**Work to do**
Write out every line of the listing below verbatim, leaving out the picture.

---------- Information supplied ----------

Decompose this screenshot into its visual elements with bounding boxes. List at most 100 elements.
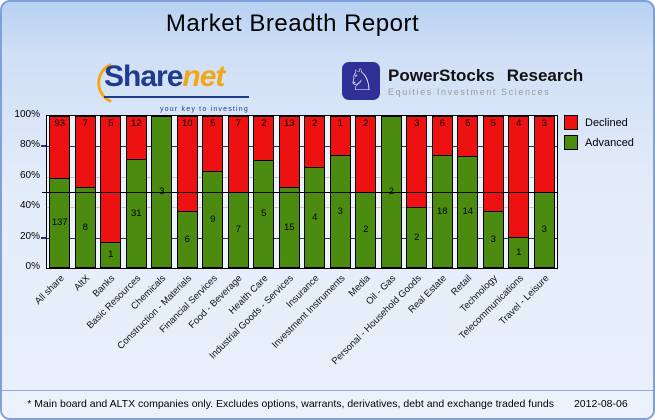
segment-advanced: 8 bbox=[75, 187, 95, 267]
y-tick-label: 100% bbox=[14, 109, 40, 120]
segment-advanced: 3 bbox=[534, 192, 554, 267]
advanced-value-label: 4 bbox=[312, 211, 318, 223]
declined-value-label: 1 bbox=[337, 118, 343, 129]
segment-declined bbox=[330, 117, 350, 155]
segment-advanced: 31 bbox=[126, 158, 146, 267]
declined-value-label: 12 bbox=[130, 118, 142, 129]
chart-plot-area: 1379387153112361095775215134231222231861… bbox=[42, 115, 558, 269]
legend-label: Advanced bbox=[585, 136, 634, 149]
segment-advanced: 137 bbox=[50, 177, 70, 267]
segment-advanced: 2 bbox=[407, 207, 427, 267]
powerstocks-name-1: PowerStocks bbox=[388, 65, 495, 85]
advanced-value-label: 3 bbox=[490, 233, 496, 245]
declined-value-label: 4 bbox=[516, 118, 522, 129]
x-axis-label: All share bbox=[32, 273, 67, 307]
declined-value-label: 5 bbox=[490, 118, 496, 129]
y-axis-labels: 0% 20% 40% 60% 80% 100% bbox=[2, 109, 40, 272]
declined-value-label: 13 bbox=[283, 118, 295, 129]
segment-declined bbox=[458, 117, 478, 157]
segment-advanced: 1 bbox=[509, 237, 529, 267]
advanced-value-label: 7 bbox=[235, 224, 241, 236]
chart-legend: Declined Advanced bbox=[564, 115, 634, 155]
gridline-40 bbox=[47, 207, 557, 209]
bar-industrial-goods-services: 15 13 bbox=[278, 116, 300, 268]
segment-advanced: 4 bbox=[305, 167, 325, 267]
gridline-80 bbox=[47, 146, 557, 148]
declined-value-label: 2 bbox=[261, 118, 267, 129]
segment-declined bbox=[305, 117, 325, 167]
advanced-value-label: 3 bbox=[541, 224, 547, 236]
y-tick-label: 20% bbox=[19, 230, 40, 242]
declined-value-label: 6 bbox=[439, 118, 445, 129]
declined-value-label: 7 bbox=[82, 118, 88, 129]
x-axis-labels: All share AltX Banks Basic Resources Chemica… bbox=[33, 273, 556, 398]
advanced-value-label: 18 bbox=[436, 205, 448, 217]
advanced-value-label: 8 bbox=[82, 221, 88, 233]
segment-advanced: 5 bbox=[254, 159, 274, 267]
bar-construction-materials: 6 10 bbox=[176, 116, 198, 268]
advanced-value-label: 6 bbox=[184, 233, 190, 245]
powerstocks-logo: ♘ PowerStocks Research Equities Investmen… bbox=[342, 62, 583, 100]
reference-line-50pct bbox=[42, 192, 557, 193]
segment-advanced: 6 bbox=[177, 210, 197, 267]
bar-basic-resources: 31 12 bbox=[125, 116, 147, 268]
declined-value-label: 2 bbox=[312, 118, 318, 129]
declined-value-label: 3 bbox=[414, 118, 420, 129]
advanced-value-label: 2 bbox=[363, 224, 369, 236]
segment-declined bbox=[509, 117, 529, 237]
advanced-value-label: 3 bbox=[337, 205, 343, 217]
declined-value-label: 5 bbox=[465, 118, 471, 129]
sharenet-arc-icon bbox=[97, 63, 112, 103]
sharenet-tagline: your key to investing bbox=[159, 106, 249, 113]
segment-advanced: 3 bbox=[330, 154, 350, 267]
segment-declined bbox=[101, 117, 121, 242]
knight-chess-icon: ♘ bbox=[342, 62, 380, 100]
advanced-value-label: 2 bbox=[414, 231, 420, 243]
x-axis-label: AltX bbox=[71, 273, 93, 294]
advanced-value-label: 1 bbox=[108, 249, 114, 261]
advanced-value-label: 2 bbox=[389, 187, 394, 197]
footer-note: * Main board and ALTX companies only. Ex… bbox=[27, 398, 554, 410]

----------

**Exercise answer**
Decompose this screenshot into its visual elements with bounding boxes. List at most 100 elements.
segment-advanced: 8 bbox=[75, 187, 95, 267]
y-tick-label: 100% bbox=[14, 109, 40, 120]
segment-advanced: 3 bbox=[534, 192, 554, 267]
advanced-value-label: 4 bbox=[312, 211, 318, 223]
declined-value-label: 1 bbox=[337, 118, 343, 129]
segment-declined bbox=[330, 117, 350, 155]
segment-advanced: 31 bbox=[126, 158, 146, 267]
declined-value-label: 12 bbox=[130, 118, 142, 129]
chart-plot-area: 1379387153112361095775215134231222231861… bbox=[42, 115, 558, 269]
legend-label: Advanced bbox=[585, 136, 634, 149]
segment-advanced: 137 bbox=[50, 177, 70, 267]
segment-advanced: 2 bbox=[407, 207, 427, 267]
powerstocks-name-1: PowerStocks bbox=[388, 65, 495, 85]
advanced-value-label: 3 bbox=[490, 233, 496, 245]
declined-value-label: 4 bbox=[516, 118, 522, 129]
x-axis-label: All share bbox=[32, 273, 67, 307]
declined-value-label: 5 bbox=[490, 118, 496, 129]
y-axis-labels: 0% 20% 40% 60% 80% 100% bbox=[2, 109, 40, 272]
declined-value-label: 13 bbox=[283, 118, 295, 129]
segment-declined bbox=[458, 117, 478, 157]
segment-advanced: 1 bbox=[509, 237, 529, 267]
advanced-value-label: 7 bbox=[235, 224, 241, 236]
chart-legend: Declined Advanced bbox=[564, 115, 634, 155]
gridline-40 bbox=[47, 207, 557, 209]
bar-industrial-goods-services: 15 13 bbox=[278, 116, 300, 268]
segment-advanced: 4 bbox=[305, 167, 325, 267]
gridline-80 bbox=[47, 146, 557, 148]
declined-value-label: 2 bbox=[261, 118, 267, 129]
segment-declined bbox=[305, 117, 325, 167]
advanced-value-label: 3 bbox=[541, 224, 547, 236]
y-tick-label: 20% bbox=[19, 230, 40, 242]
declined-value-label: 6 bbox=[439, 118, 445, 129]
declined-value-label: 7 bbox=[82, 118, 88, 129]
x-axis-labels: All share AltX Banks Basic Resources Chemica… bbox=[33, 273, 556, 398]
advanced-value-label: 18 bbox=[436, 205, 448, 217]
advanced-value-label: 8 bbox=[82, 221, 88, 233]
segment-advanced: 5 bbox=[254, 159, 274, 267]
bar-construction-materials: 6 10 bbox=[176, 116, 198, 268]
advanced-value-label: 6 bbox=[184, 233, 190, 245]
powerstocks-logo: ♘ PowerStocks Research Equities Investmen… bbox=[342, 62, 583, 100]
reference-line-50pct bbox=[42, 192, 557, 193]
segment-advanced: 6 bbox=[177, 210, 197, 267]
bar-basic-resources: 31 12 bbox=[125, 116, 147, 268]
declined-value-label: 2 bbox=[312, 118, 318, 129]
declined-value-label: 3 bbox=[414, 118, 420, 129]
advanced-value-label: 2 bbox=[363, 224, 369, 236]
segment-declined bbox=[509, 117, 529, 237]
advanced-value-label: 3 bbox=[337, 205, 343, 217]
declined-value-label: 5 bbox=[465, 118, 471, 129]
sharenet-arc-icon bbox=[97, 63, 112, 103]
sharenet-tagline: your key to investing bbox=[159, 106, 249, 113]
segment-advanced: 3 bbox=[330, 154, 350, 267]
segment-declined bbox=[101, 117, 121, 242]
knight-chess-icon: ♘ bbox=[342, 62, 380, 100]
advanced-value-label: 2 bbox=[414, 231, 420, 243]
x-axis-label: AltX bbox=[71, 273, 93, 294]
advanced-value-label: 1 bbox=[108, 249, 114, 261]
advanced-value-label: 2 bbox=[389, 187, 394, 197]
footer-note: * Main board and ALTX companies only. Ex… bbox=[27, 398, 554, 410]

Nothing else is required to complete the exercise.